Your objective
Return the records exactly as they are.

Dataset records
==========

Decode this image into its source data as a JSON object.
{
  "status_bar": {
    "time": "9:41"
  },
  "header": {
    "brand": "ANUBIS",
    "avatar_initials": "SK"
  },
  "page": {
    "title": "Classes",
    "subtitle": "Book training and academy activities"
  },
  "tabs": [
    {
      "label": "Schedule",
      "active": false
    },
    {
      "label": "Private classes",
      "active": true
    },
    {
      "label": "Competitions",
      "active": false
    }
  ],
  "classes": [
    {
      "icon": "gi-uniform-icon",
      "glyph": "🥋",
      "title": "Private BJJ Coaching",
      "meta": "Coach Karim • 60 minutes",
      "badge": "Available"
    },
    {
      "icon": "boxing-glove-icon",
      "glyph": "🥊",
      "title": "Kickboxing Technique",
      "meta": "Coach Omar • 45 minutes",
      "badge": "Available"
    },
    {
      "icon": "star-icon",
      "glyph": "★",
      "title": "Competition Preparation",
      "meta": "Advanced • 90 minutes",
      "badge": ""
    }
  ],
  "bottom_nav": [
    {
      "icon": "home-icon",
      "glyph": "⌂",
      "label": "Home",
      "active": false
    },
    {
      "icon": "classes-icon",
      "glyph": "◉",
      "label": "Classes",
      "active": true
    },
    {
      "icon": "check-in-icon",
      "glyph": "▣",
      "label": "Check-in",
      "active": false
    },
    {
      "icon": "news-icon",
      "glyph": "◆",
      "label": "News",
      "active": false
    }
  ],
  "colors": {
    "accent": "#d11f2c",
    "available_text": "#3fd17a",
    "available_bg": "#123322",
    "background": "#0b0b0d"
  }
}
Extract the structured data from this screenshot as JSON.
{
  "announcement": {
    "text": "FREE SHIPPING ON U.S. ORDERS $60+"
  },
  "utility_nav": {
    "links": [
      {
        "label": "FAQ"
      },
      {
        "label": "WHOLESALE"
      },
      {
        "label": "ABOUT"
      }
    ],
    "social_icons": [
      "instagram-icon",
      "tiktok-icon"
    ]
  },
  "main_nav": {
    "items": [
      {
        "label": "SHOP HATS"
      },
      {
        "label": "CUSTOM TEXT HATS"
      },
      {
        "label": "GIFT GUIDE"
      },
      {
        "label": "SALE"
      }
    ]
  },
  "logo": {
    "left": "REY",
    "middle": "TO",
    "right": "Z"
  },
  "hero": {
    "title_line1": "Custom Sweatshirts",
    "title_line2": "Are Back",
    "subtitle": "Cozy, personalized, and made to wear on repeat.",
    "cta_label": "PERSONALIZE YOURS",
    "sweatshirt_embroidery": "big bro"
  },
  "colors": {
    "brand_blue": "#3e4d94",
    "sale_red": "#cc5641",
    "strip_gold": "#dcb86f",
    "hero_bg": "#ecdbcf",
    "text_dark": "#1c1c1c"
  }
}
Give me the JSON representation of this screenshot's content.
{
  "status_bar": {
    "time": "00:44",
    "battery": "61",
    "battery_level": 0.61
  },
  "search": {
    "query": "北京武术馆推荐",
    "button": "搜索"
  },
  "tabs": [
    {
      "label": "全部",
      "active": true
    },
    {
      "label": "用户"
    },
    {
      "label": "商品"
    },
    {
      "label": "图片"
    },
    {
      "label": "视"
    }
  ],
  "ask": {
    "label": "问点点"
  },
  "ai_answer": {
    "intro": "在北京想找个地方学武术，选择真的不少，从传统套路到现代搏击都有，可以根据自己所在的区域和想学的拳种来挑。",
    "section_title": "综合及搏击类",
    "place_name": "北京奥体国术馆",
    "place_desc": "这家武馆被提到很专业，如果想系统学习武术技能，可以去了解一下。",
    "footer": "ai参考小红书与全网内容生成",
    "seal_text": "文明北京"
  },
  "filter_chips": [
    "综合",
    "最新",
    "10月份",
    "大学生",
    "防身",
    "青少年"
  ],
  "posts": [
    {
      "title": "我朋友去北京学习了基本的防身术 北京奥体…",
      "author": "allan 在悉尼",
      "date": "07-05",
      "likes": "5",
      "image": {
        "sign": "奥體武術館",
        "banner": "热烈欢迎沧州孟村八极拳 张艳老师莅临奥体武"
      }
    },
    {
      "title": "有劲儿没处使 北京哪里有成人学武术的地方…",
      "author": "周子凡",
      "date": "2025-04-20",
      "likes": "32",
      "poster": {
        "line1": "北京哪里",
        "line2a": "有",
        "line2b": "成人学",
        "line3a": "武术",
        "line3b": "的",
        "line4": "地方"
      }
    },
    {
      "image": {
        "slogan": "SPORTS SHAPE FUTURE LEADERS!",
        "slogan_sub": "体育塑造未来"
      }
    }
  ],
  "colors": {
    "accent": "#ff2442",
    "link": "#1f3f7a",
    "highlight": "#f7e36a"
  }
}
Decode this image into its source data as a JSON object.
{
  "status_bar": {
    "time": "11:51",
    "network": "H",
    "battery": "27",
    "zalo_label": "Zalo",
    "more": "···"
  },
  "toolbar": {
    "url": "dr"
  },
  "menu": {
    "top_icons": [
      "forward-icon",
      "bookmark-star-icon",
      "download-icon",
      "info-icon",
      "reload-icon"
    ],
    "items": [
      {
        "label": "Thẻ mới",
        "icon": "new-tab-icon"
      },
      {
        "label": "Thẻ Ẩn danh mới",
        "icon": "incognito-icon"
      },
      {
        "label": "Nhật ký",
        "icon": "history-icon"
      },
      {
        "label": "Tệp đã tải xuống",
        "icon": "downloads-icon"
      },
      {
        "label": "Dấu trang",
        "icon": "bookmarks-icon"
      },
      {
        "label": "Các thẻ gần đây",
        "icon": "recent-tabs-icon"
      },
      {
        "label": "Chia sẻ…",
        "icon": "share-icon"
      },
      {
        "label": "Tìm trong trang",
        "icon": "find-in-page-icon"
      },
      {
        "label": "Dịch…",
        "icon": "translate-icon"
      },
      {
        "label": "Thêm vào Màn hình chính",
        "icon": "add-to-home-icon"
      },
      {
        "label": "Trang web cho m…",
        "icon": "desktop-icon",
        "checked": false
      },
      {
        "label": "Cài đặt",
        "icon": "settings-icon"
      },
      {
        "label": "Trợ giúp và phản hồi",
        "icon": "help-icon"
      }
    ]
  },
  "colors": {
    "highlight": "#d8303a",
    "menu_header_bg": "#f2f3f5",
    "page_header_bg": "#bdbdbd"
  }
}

==========

Output for this task
Decode this image into its source data as a JSON object.
{
  "status_bar": {
    "time": "9:41"
  },
  "header": {
    "brand": "ANUBIS",
    "avatar_initials": "SK"
  },
  "page": {
    "title": "Classes",
    "subtitle": "Book training and academy activities"
  },
  "tabs": [
    {
      "label": "Schedule",
      "active": false
    },
    {
      "label": "Private classes",
      "active": true
    },
    {
      "label": "Competitions",
      "active": false
    }
  ],
  "classes": [
    {
      "icon": "gi-uniform-icon",
      "glyph": "🥋",
      "title": "Private BJJ Coaching",
      "meta": "Coach Karim • 60 minutes",
      "badge": "Available"
    },
    {
      "icon": "boxing-glove-icon",
      "glyph": "🥊",
      "title": "Kickboxing Technique",
      "meta": "Coach Omar • 45 minutes",
      "badge": "Available"
    },
    {
      "icon": "star-icon",
      "glyph": "★",
      "title": "Competition Preparation",
      "meta": "Advanced • 90 minutes",
      "badge": ""
    }
  ],
  "bottom_nav": [
    {
      "icon": "home-icon",
      "glyph": "⌂",
      "label": "Home",
      "active": false
    },
    {
      "icon": "classes-icon",
      "glyph": "◉",
      "label": "Classes",
      "active": true
    },
    {
      "icon": "check-in-icon",
      "glyph": "▣",
      "label": "Check-in",
      "active": false
    },
    {
      "icon": "news-icon",
      "glyph": "◆",
      "label": "News",
      "active": false
    }
  ],
  "colors": {
    "accent": "#d11f2c",
    "available_text": "#3fd17a",
    "available_bg": "#123322",
    "background": "#0b0b0d"
  }
}
Extract the structured data from this screenshot as JSON.
{
  "announcement": {
    "text": "FREE SHIPPING ON U.S. ORDERS $60+"
  },
  "utility_nav": {
    "links": [
      {
        "label": "FAQ"
      },
      {
        "label": "WHOLESALE"
      },
      {
        "label": "ABOUT"
      }
    ],
    "social_icons": [
      "instagram-icon",
      "tiktok-icon"
    ]
  },
  "main_nav": {
    "items": [
      {
        "label": "SHOP HATS"
      },
      {
        "label": "CUSTOM TEXT HATS"
      },
      {
        "label": "GIFT GUIDE"
      },
      {
        "label": "SALE"
      }
    ]
  },
  "logo": {
    "left": "REY",
    "middle": "TO",
    "right": "Z"
  },
  "hero": {
    "title_line1": "Custom Sweatshirts",
    "title_line2": "Are Back",
    "subtitle": "Cozy, personalized, and made to wear on repeat.",
    "cta_label": "PERSONALIZE YOURS",
    "sweatshirt_embroidery": "big bro"
  },
  "colors": {
    "brand_blue": "#3e4d94",
    "sale_red": "#cc5641",
    "strip_gold": "#dcb86f",
    "hero_bg": "#ecdbcf",
    "text_dark": "#1c1c1c"
  }
}
Give me the JSON representation of this screenshot's content.
{
  "status_bar": {
    "time": "00:44",
    "battery": "61",
    "battery_level": 0.61
  },
  "search": {
    "query": "北京武术馆推荐",
    "button": "搜索"
  },
  "tabs": [
    {
      "label": "全部",
      "active": true
    },
    {
      "label": "用户"
    },
    {
      "label": "商品"
    },
    {
      "label": "图片"
    },
    {
      "label": "视"
    }
  ],
  "ask": {
    "label": "问点点"
  },
  "ai_answer": {
    "intro": "在北京想找个地方学武术，选择真的不少，从传统套路到现代搏击都有，可以根据自己所在的区域和想学的拳种来挑。",
    "section_title": "综合及搏击类",
    "place_name": "北京奥体国术馆",
    "place_desc": "这家武馆被提到很专业，如果想系统学习武术技能，可以去了解一下。",
    "footer": "ai参考小红书与全网内容生成",
    "seal_text": "文明北京"
  },
  "filter_chips": [
    "综合",
    "最新",
    "10月份",
    "大学生",
    "防身",
    "青少年"
  ],
  "posts": [
    {
      "title": "我朋友去北京学习了基本的防身术 北京奥体…",
      "author": "allan 在悉尼",
      "date": "07-05",
      "likes": "5",
      "image": {
        "sign": "奥體武術館",
        "banner": "热烈欢迎沧州孟村八极拳 张艳老师莅临奥体武"
      }
    },
    {
      "title": "有劲儿没处使 北京哪里有成人学武术的地方…",
      "author": "周子凡",
      "date": "2025-04-20",
      "likes": "32",
      "poster": {
        "line1": "北京哪里",
        "line2a": "有",
        "line2b": "成人学",
        "line3a": "武术",
        "line3b": "的",
        "line4": "地方"
      }
    },
    {
      "image": {
        "slogan": "SPORTS SHAPE FUTURE LEADERS!",
        "slogan_sub": "体育塑造未来"
      }
    }
  ],
  "colors": {
    "accent": "#ff2442",
    "link": "#1f3f7a",
    "highlight": "#f7e36a"
  }
}
Decode this image into its source data as a JSON object.
{
  "status_bar": {
    "time": "11:51",
    "network": "H",
    "battery": "27",
    "zalo_label": "Zalo",
    "more": "···"
  },
  "toolbar": {
    "url": "dr"
  },
  "menu": {
    "top_icons": [
      "forward-icon",
      "bookmark-star-icon",
      "download-icon",
      "info-icon",
      "reload-icon"
    ],
    "items": [
      {
        "label": "Thẻ mới",
        "icon": "new-tab-icon"
      },
      {
        "label": "Thẻ Ẩn danh mới",
        "icon": "incognito-icon"
      },
      {
        "label": "Nhật ký",
        "icon": "history-icon"
      },
      {
        "label": "Tệp đã tải xuống",
        "icon": "downloads-icon"
      },
      {
        "label": "Dấu trang",
        "icon": "bookmarks-icon"
      },
      {
        "label": "Các thẻ gần đây",
        "icon": "recent-tabs-icon"
      },
      {
        "label": "Chia sẻ…",
        "icon": "share-icon"
      },
      {
        "label": "Tìm trong trang",
        "icon": "find-in-page-icon"
      },
      {
        "label": "Dịch…",
        "icon": "translate-icon"
      },
      {
        "label": "Thêm vào Màn hình chính",
        "icon": "add-to-home-icon"
      },
      {
        "label": "Trang web cho m…",
        "icon": "desktop-icon",
        "checked": false
      },
      {
        "label": "Cài đặt",
        "icon": "settings-icon"
      },
      {
        "label": "Trợ giúp và phản hồi",
        "icon": "help-icon"
      }
    ]
  },
  "colors": {
    "highlight": "#d8303a",
    "menu_header_bg": "#f2f3f5",
    "page_header_bg": "#bdbdbd"
  }
}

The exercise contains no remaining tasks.